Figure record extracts

-- begin --

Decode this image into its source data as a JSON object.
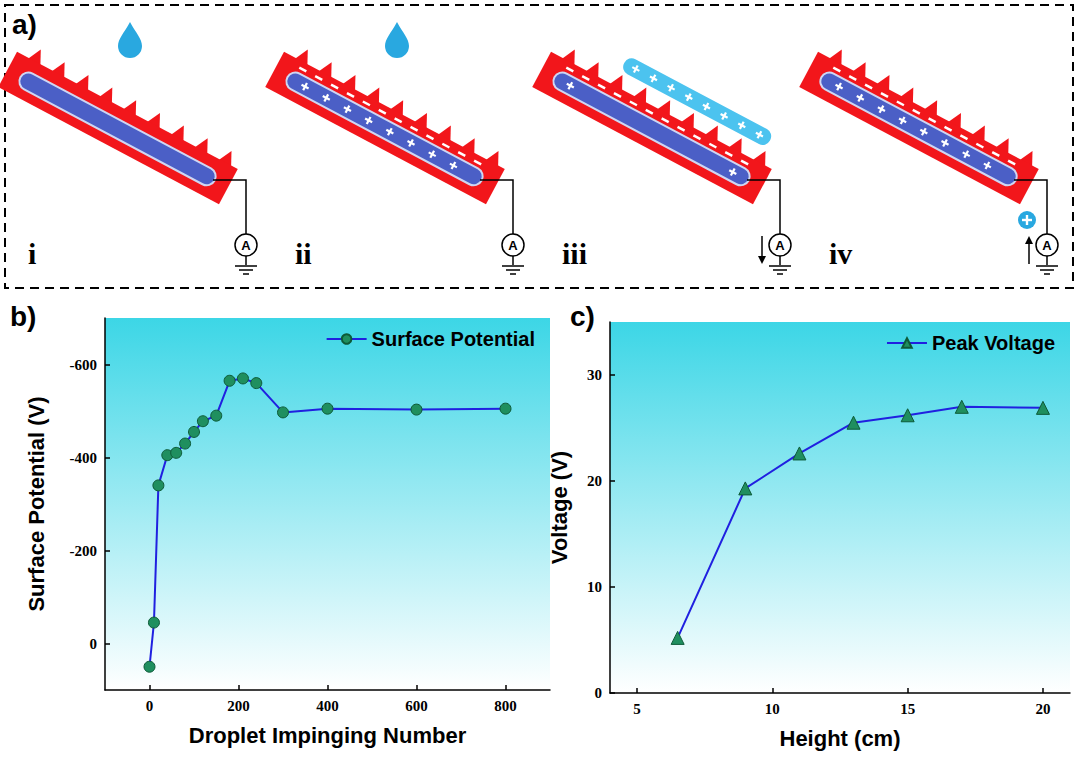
{
  "diagram": {
    "label": "a)",
    "steps": [
      "i",
      "ii",
      "iii",
      "iv"
    ],
    "meter": "A"
  },
  "chart_data": [
    {
      "type": "line",
      "title": "b)",
      "x_label": "Droplet Impinging Number",
      "y_label": "Surface Potential (V)",
      "x": [
        0,
        10,
        20,
        40,
        60,
        80,
        100,
        120,
        150,
        180,
        210,
        240,
        300,
        400,
        600,
        800
      ],
      "series": [
        {
          "name": "Surface Potential",
          "color": "#2020e0",
          "marker": "circle",
          "values": [
            50,
            -45,
            -340,
            -405,
            -410,
            -430,
            -455,
            -478,
            -490,
            -565,
            -570,
            -560,
            -497,
            -505,
            -503,
            -505
          ]
        }
      ],
      "xlim": [
        -100,
        900
      ],
      "xticks": [
        0,
        200,
        400,
        600,
        800
      ],
      "ylim": [
        100,
        -700
      ],
      "yticks": [
        0,
        -200,
        -400,
        -600
      ],
      "legend": "upper right",
      "grid": false
    },
    {
      "type": "line",
      "title": "c)",
      "x_label": "Height (cm)",
      "y_label": "Voltage (V)",
      "x": [
        6.5,
        9,
        11,
        13,
        15,
        17,
        20
      ],
      "series": [
        {
          "name": "Peak Voltage",
          "color": "#2020e0",
          "marker": "triangle",
          "values": [
            5.2,
            19.3,
            22.6,
            25.5,
            26.2,
            27,
            26.9
          ]
        }
      ],
      "xlim": [
        4,
        21
      ],
      "xticks": [
        5,
        10,
        15,
        20
      ],
      "ylim": [
        0,
        35
      ],
      "yticks": [
        0,
        10,
        20,
        30
      ],
      "legend": "upper right",
      "grid": false
    }
  ]
}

-- end --

WHAT YOU HAVE TO DO: Omit every image. Quote each record exactly.

REPLY:
Decode this image into its source data as a JSON object.
{
  "diagram": {
    "label": "a)",
    "steps": [
      "i",
      "ii",
      "iii",
      "iv"
    ],
    "meter": "A"
  },
  "chart_data": [
    {
      "type": "line",
      "title": "b)",
      "x_label": "Droplet Impinging Number",
      "y_label": "Surface Potential (V)",
      "x": [
        0,
        10,
        20,
        40,
        60,
        80,
        100,
        120,
        150,
        180,
        210,
        240,
        300,
        400,
        600,
        800
      ],
      "series": [
        {
          "name": "Surface Potential",
          "color": "#2020e0",
          "marker": "circle",
          "values": [
            50,
            -45,
            -340,
            -405,
            -410,
            -430,
            -455,
            -478,
            -490,
            -565,
            -570,
            -560,
            -497,
            -505,
            -503,
            -505
          ]
        }
      ],
      "xlim": [
        -100,
        900
      ],
      "xticks": [
        0,
        200,
        400,
        600,
        800
      ],
      "ylim": [
        100,
        -700
      ],
      "yticks": [
        0,
        -200,
        -400,
        -600
      ],
      "legend": "upper right",
      "grid": false
    },
    {
      "type": "line",
      "title": "c)",
      "x_label": "Height (cm)",
      "y_label": "Voltage (V)",
      "x": [
        6.5,
        9,
        11,
        13,
        15,
        17,
        20
      ],
      "series": [
        {
          "name": "Peak Voltage",
          "color": "#2020e0",
          "marker": "triangle",
          "values": [
            5.2,
            19.3,
            22.6,
            25.5,
            26.2,
            27,
            26.9
          ]
        }
      ],
      "xlim": [
        4,
        21
      ],
      "xticks": [
        5,
        10,
        15,
        20
      ],
      "ylim": [
        0,
        35
      ],
      "yticks": [
        0,
        10,
        20,
        30
      ],
      "legend": "upper right",
      "grid": false
    }
  ]
}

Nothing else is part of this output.